Collection entries:
======

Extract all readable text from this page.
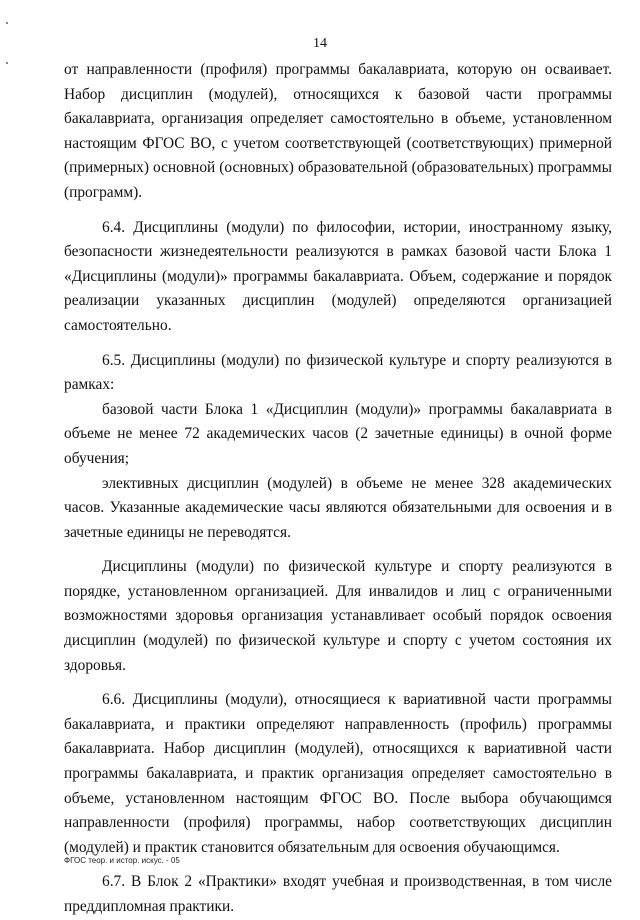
14

от направленности (профиля) программы бакалавриата, которую он осваивает. Набор дисциплин (модулей), относящихся к базовой части программы бакалавриата, организация определяет самостоятельно в объеме, установленном настоящим ФГОС ВО, с учетом соответствующей (соответствующих) примерной (примерных) основной (основных) образовательной (образовательных) программы (программ).

6.4. Дисциплины (модули) по философии, истории, иностранному языку, безопасности жизнедеятельности реализуются в рамках базовой части Блока 1 «Дисциплины (модули)» программы бакалавриата. Объем, содержание и порядок реализации указанных дисциплин (модулей) определяются организацией самостоятельно.

6.5. Дисциплины (модули) по физической культуре и спорту реализуются в рамках:

базовой части Блока 1 «Дисциплин (модули)» программы бакалавриата в объеме не менее 72 академических часов (2 зачетные единицы) в очной форме обучения;

элективных дисциплин (модулей) в объеме не менее 328 академических часов. Указанные академические часы являются обязательными для освоения и в зачетные единицы не переводятся.

Дисциплины (модули) по физической культуре и спорту реализуются в порядке, установленном организацией. Для инвалидов и лиц с ограниченными возможностями здоровья организация устанавливает особый порядок освоения дисциплин (модулей) по физической культуре и спорту с учетом состояния их здоровья.

6.6. Дисциплины (модули), относящиеся к вариативной части программы бакалавриата, и практики определяют направленность (профиль) программы бакалавриата. Набор дисциплин (модулей), относящихся к вариативной части программы бакалавриата, и практик организация определяет самостоятельно в объеме, установленном настоящим ФГОС ВО. После выбора обучающимся направленности (профиля) программы, набор соответствующих дисциплин (модулей) и практик становится обязательным для освоения обучающимся.

6.7. В Блок 2 «Практики» входят учебная и производственная, в том числе преддипломная практики.

ФГОС теор. и истор. искус. - 05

======

- _Stated exercise_:
Omit the pictures. Output every record above word for word.

- _Result of the exercise_:
Extract all readable text from this page.
14

от направленности (профиля) программы бакалавриата, которую он осваивает. Набор дисциплин (модулей), относящихся к базовой части программы бакалавриата, организация определяет самостоятельно в объеме, установленном настоящим ФГОС ВО, с учетом соответствующей (соответствующих) примерной (примерных) основной (основных) образовательной (образовательных) программы (программ).

6.4. Дисциплины (модули) по философии, истории, иностранному языку, безопасности жизнедеятельности реализуются в рамках базовой части Блока 1 «Дисциплины (модули)» программы бакалавриата. Объем, содержание и порядок реализации указанных дисциплин (модулей) определяются организацией самостоятельно.

6.5. Дисциплины (модули) по физической культуре и спорту реализуются в рамках:

базовой части Блока 1 «Дисциплин (модули)» программы бакалавриата в объеме не менее 72 академических часов (2 зачетные единицы) в очной форме обучения;

элективных дисциплин (модулей) в объеме не менее 328 академических часов. Указанные академические часы являются обязательными для освоения и в зачетные единицы не переводятся.

Дисциплины (модули) по физической культуре и спорту реализуются в порядке, установленном организацией. Для инвалидов и лиц с ограниченными возможностями здоровья организация устанавливает особый порядок освоения дисциплин (модулей) по физической культуре и спорту с учетом состояния их здоровья.

6.6. Дисциплины (модули), относящиеся к вариативной части программы бакалавриата, и практики определяют направленность (профиль) программы бакалавриата. Набор дисциплин (модулей), относящихся к вариативной части программы бакалавриата, и практик организация определяет самостоятельно в объеме, установленном настоящим ФГОС ВО. После выбора обучающимся направленности (профиля) программы, набор соответствующих дисциплин (модулей) и практик становится обязательным для освоения обучающимся.

6.7. В Блок 2 «Практики» входят учебная и производственная, в том числе преддипломная практики.

ФГОС теор. и истор. искус. - 05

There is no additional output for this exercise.